What the exercise asks =>
In the listing below, how many lines contain the string "Ökostrom"? Answer with the number only.
[Opening Data section]
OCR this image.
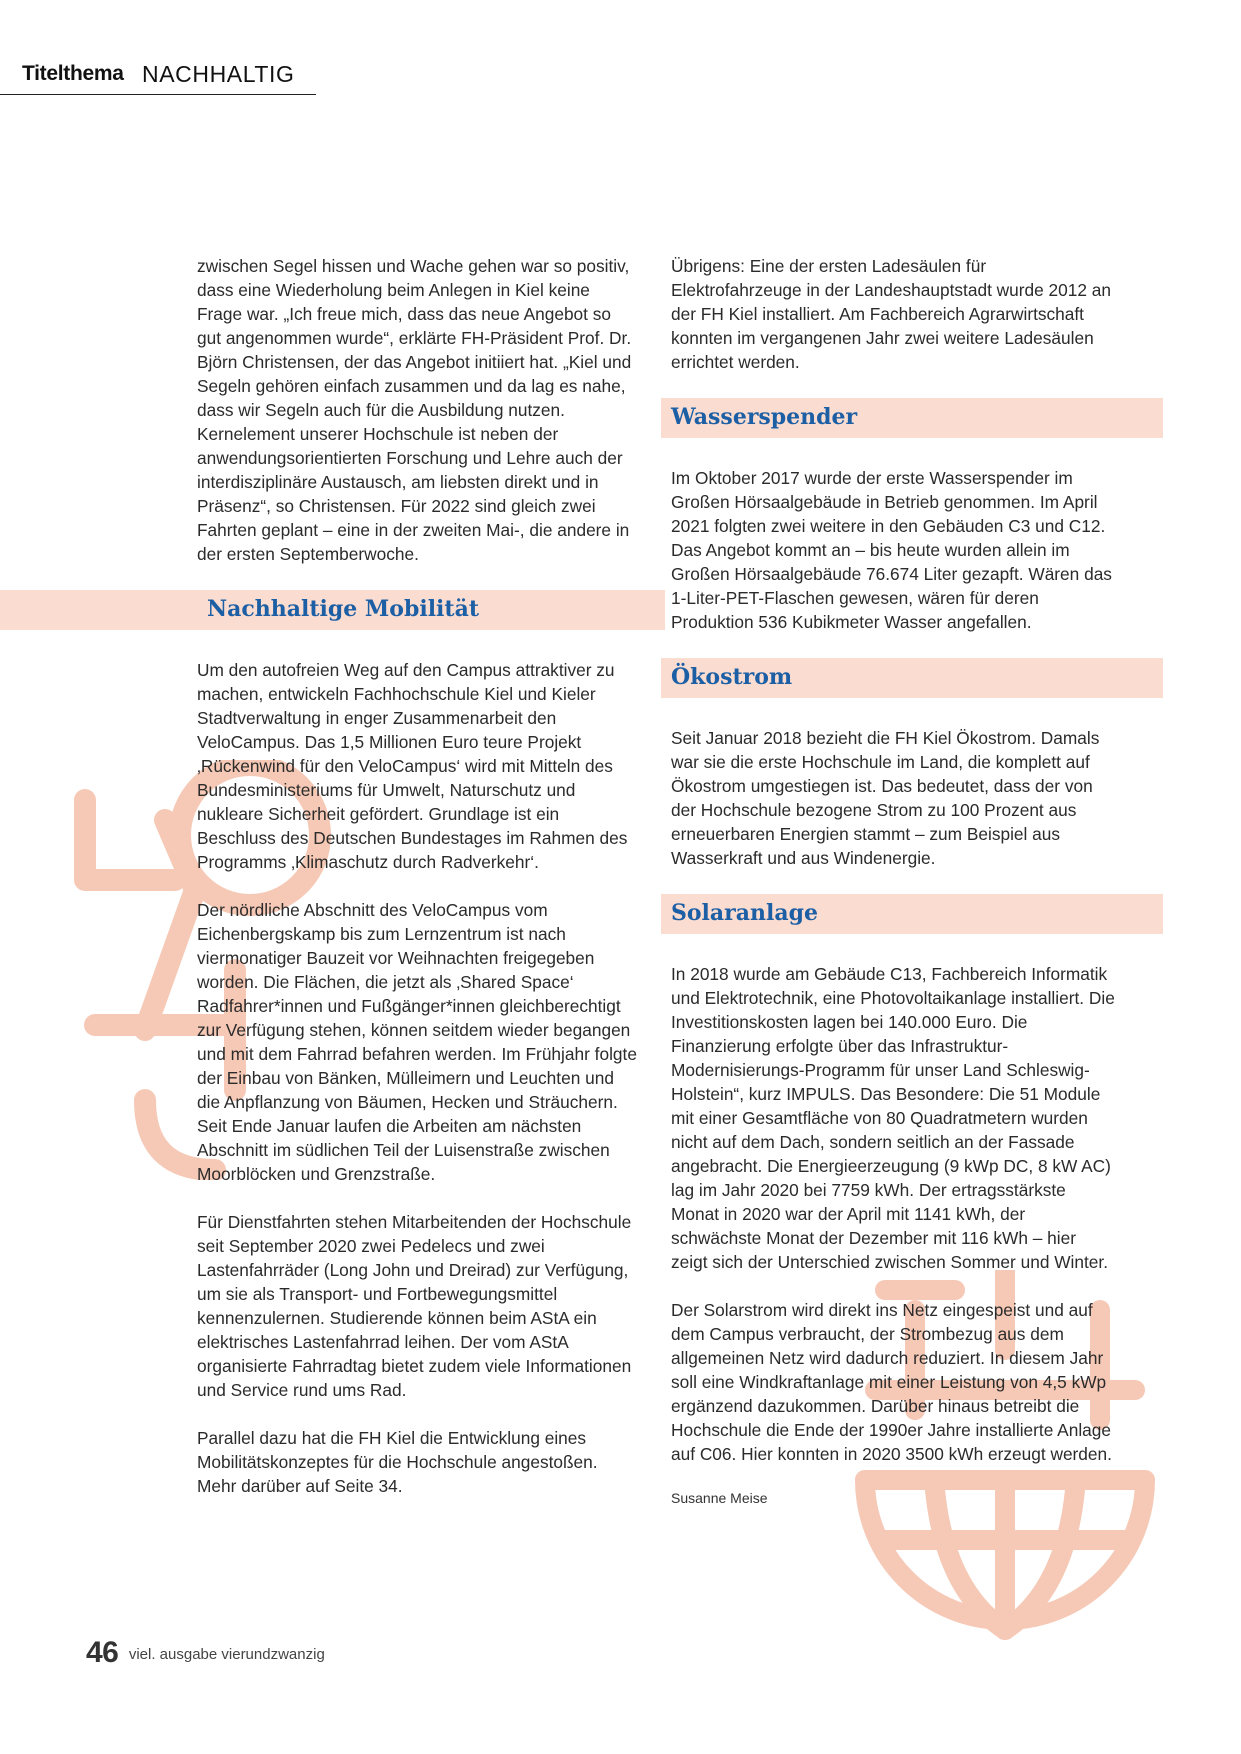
Titelthema NACHHALTIG

zwischen Segel hissen und Wache gehen war so positiv, dass eine Wiederholung beim Anlegen in Kiel keine Frage war. „Ich freue mich, dass das neue Angebot so gut angenommen wurde“, erklärte FH-Präsident Prof. Dr. Björn Christensen, der das Angebot initiiert hat. „Kiel und Segeln gehören einfach zusammen und da lag es nahe, dass wir Segeln auch für die Ausbildung nutzen. Kernelement unserer Hochschule ist neben der anwendungsorientierten Forschung und Lehre auch der interdisziplinäre Austausch, am liebsten direkt und in Präsenz“, so Christensen. Für 2022 sind gleich zwei Fahrten geplant – eine in der zweiten Mai-, die andere in der ersten Septemberwoche.

Nachhaltige Mobilität

Um den autofreien Weg auf den Campus attraktiver zu machen, entwickeln Fachhochschule Kiel und Kieler Stadtverwaltung in enger Zusammenarbeit den VeloCampus. Das 1,5 Millionen Euro teure Projekt ‚Rückenwind für den VeloCampus‘ wird mit Mitteln des Bundesministeriums für Umwelt, Naturschutz und nukleare Sicherheit gefördert. Grundlage ist ein Beschluss des Deutschen Bundestages im Rahmen des Programms ‚Klimaschutz durch Radverkehr‘.

Der nördliche Abschnitt des VeloCampus vom Eichenbergskamp bis zum Lernzentrum ist nach viermonatiger Bauzeit vor Weihnachten freigegeben worden. Die Flächen, die jetzt als ‚Shared Space‘ Radfahrer*innen und Fußgänger*innen gleichberechtigt zur Verfügung stehen, können seitdem wieder begangen und mit dem Fahrrad befahren werden. Im Frühjahr folgte der Einbau von Bänken, Mülleimern und Leuchten und die Anpflanzung von Bäumen, Hecken und Sträuchern. Seit Ende Januar laufen die Arbeiten am nächsten Abschnitt im südlichen Teil der Luisenstraße zwischen Moorblöcken und Grenzstraße.

Für Dienstfahrten stehen Mitarbeitenden der Hochschule seit September 2020 zwei Pedelecs und zwei Lastenfahrräder (Long John und Dreirad) zur Verfügung, um sie als Transport- und Fortbewegungsmittel kennenzulernen. Studierende können beim AStA ein elektrisches Lastenfahrrad leihen. Der vom AStA organisierte Fahrradtag bietet zudem viele Informationen und Service rund ums Rad.

Parallel dazu hat die FH Kiel die Entwicklung eines Mobilitätskonzeptes für die Hochschule angestoßen. Mehr darüber auf Seite 34.

Übrigens: Eine der ersten Ladesäulen für Elektrofahrzeuge in der Landeshauptstadt wurde 2012 an der FH Kiel installiert. Am Fachbereich Agrarwirtschaft konnten im vergangenen Jahr zwei weitere Ladesäulen errichtet werden.

Wasserspender

Im Oktober 2017 wurde der erste Wasserspender im Großen Hörsaalgebäude in Betrieb genommen. Im April 2021 folgten zwei weitere in den Gebäuden C3 und C12. Das Angebot kommt an – bis heute wurden allein im Großen Hörsaalgebäude 76.674 Liter gezapft. Wären das 1-Liter-PET-Flaschen gewesen, wären für deren Produktion 536 Kubikmeter Wasser angefallen.

Ökostrom

Seit Januar 2018 bezieht die FH Kiel Ökostrom. Damals war sie die erste Hochschule im Land, die komplett auf Ökostrom umgestiegen ist. Das bedeutet, dass der von der Hochschule bezogene Strom zu 100 Prozent aus erneuerbaren Energien stammt – zum Beispiel aus Wasserkraft und aus Windenergie.

Solaranlage

In 2018 wurde am Gebäude C13, Fachbereich Informatik und Elektrotechnik, eine Photovoltaikanlage installiert. Die Investitionskosten lagen bei 140.000 Euro. Die Finanzierung erfolgte über das Infrastruktur-Modernisierungs-Programm für unser Land Schleswig-Holstein“, kurz IMPULS. Das Besondere: Die 51 Module mit einer Gesamtfläche von 80 Quadratmetern wurden nicht auf dem Dach, sondern seitlich an der Fassade angebracht. Die Energieerzeugung (9 kWp DC, 8 kW AC) lag im Jahr 2020 bei 7759 kWh. Der ertragsstärkste Monat in 2020 war der April mit 1141 kWh, der schwächste Monat der Dezember mit 116 kWh – hier zeigt sich der Unterschied zwischen Sommer und Winter.

Der Solarstrom wird direkt ins Netz eingespeist und auf dem Campus verbraucht, der Strombezug aus dem allgemeinen Netz wird dadurch reduziert. In diesem Jahr soll eine Windkraftanlage mit einer Leistung von 4,5 kWp ergänzend dazukommen. Darüber hinaus betreibt die Hochschule die Ende der 1990er Jahre installierte Anlage auf C06. Hier konnten in 2020 3500 kWh erzeugt werden.

Susanne Meise
46 viel. ausgabe vierundzwanzig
[Closing Data section]
Result of the exercise =>
2